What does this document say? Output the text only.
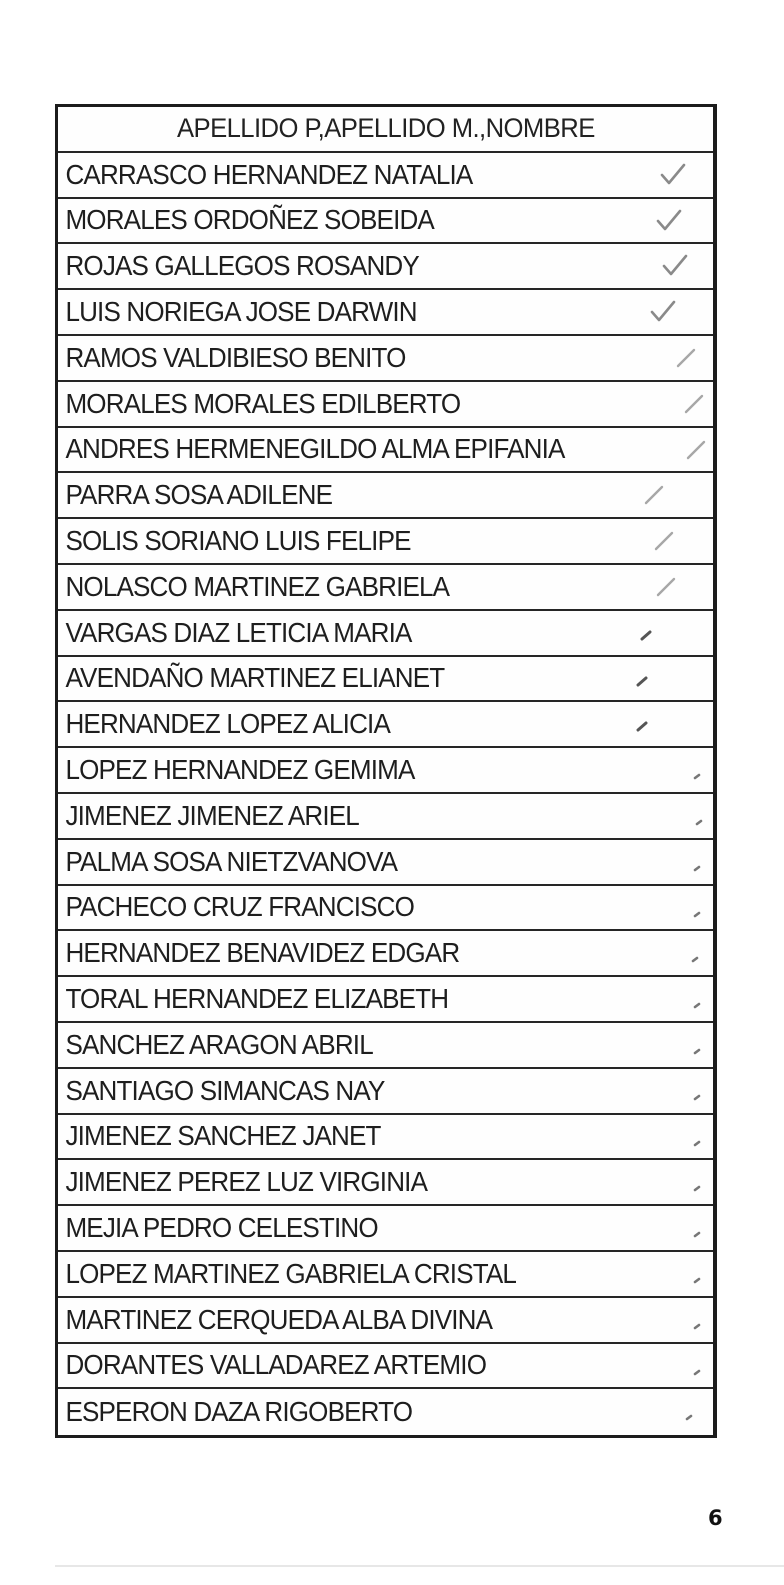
APELLIDO P,APELLIDO M.,NOMBRE
CARRASCO HERNANDEZ NATALIA
MORALES ORDOÑEZ SOBEIDA
ROJAS GALLEGOS ROSANDY
LUIS NORIEGA JOSE DARWIN
RAMOS VALDIBIESO BENITO
MORALES MORALES EDILBERTO
ANDRES HERMENEGILDO ALMA EPIFANIA
PARRA SOSA ADILENE
SOLIS SORIANO LUIS FELIPE
NOLASCO MARTINEZ GABRIELA
VARGAS DIAZ LETICIA MARIA
AVENDAÑO MARTINEZ ELIANET
HERNANDEZ LOPEZ ALICIA
LOPEZ HERNANDEZ GEMIMA
JIMENEZ JIMENEZ ARIEL
PALMA SOSA NIETZVANOVA
PACHECO CRUZ FRANCISCO
HERNANDEZ BENAVIDEZ EDGAR
TORAL HERNANDEZ ELIZABETH
SANCHEZ ARAGON ABRIL
SANTIAGO SIMANCAS NAY
JIMENEZ SANCHEZ JANET
JIMENEZ PEREZ LUZ VIRGINIA
MEJIA PEDRO CELESTINO
LOPEZ MARTINEZ GABRIELA CRISTAL
MARTINEZ CERQUEDA ALBA DIVINA
DORANTES VALLADAREZ ARTEMIO
ESPERON DAZA RIGOBERTO
6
:::::
• [The task] Write down every line of the data above that includes the string "MORALES".

• [Complete answer]
MORALES ORDOÑEZ SOBEIDA
MORALES MORALES EDILBERTO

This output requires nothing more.